• Work instructions: Set down each entry exactly as given; pictures should not appear in the copy.

• Saved entries:
## Begin

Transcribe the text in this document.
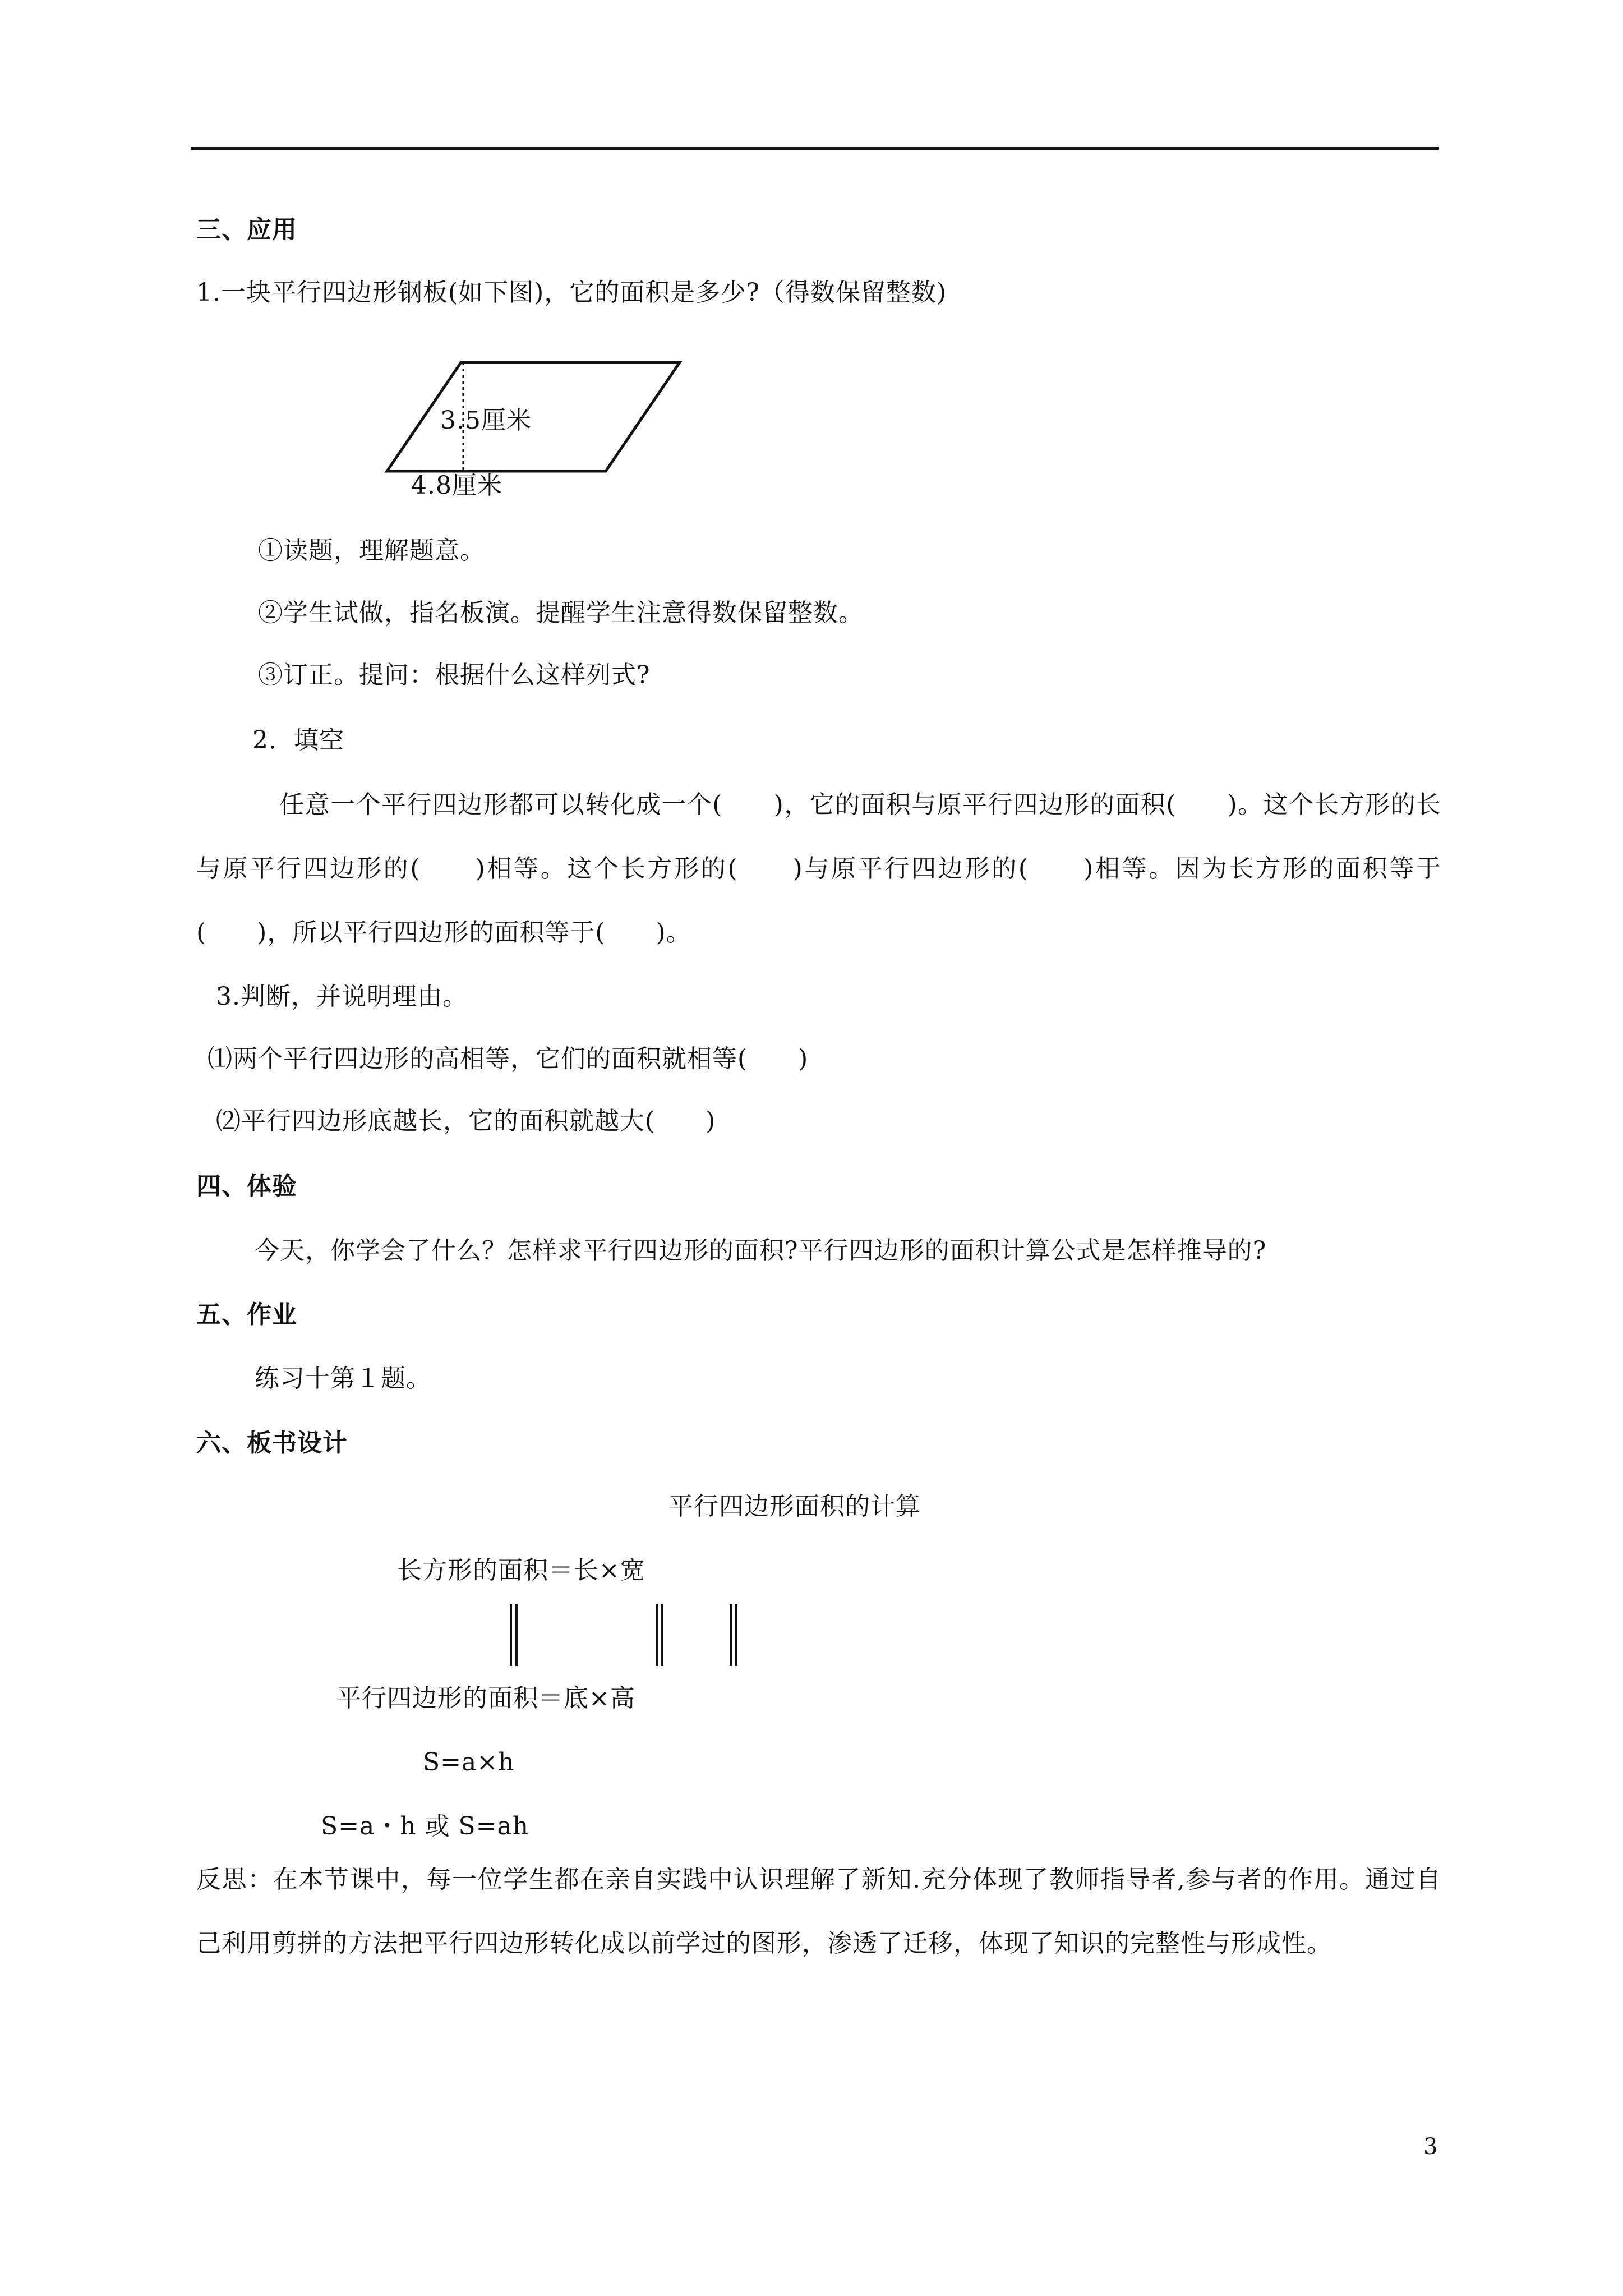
三、应用
1.一块平行四边形钢板(如下图)，它的面积是多少?（得数保留整数)
3.5厘米
4.8厘米
①读题，理解题意。
②学生试做，指名板演。提醒学生注意得数保留整数。
③订正。提问：根据什么这样列式?
2．填空
任意一个平行四边形都可以转化成一个(　　)，它的面积与原平行四边形的面积(　　)。这个长方形的长与原平行四边形的(　　)相等。这个长方形的(　　)与原平行四边形的(　　)相等。因为长方形的面积等于(　　)，所以平行四边形的面积等于(　　)。
3.判断，并说明理由。
⑴两个平行四边形的高相等，它们的面积就相等(　　)
⑵平行四边形底越长，它的面积就越大(　　)
四、体验
今天，你学会了什么？怎样求平行四边形的面积?平行四边形的面积计算公式是怎样推导的?
五、作业
练习十第１题。
六、板书设计
平行四边形面积的计算
长方形的面积＝长×宽
平行四边形的面积＝底×高
S=a×h
S=a・h 或 S=ah
反思：在本节课中，每一位学生都在亲自实践中认识理解了新知.充分体现了教师指导者,参与者的作用。通过自己利用剪拼的方法把平行四边形转化成以前学过的图形，渗透了迁移，体现了知识的完整性与形成性。
3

## End

• Correct answer:
Transcribe the text in this document.
三、应用
1.一块平行四边形钢板(如下图)，它的面积是多少?（得数保留整数)
3.5厘米
4.8厘米
①读题，理解题意。
②学生试做，指名板演。提醒学生注意得数保留整数。
③订正。提问：根据什么这样列式?
2．填空
任意一个平行四边形都可以转化成一个(　　)，它的面积与原平行四边形的面积(　　)。这个长方形的长与原平行四边形的(　　)相等。这个长方形的(　　)与原平行四边形的(　　)相等。因为长方形的面积等于(　　)，所以平行四边形的面积等于(　　)。
3.判断，并说明理由。
⑴两个平行四边形的高相等，它们的面积就相等(　　)
⑵平行四边形底越长，它的面积就越大(　　)
四、体验
今天，你学会了什么？怎样求平行四边形的面积?平行四边形的面积计算公式是怎样推导的?
五、作业
练习十第１题。
六、板书设计
平行四边形面积的计算
长方形的面积＝长×宽
平行四边形的面积＝底×高
S=a×h
S=a・h 或 S=ah
反思：在本节课中，每一位学生都在亲自实践中认识理解了新知.充分体现了教师指导者,参与者的作用。通过自己利用剪拼的方法把平行四边形转化成以前学过的图形，渗透了迁移，体现了知识的完整性与形成性。
3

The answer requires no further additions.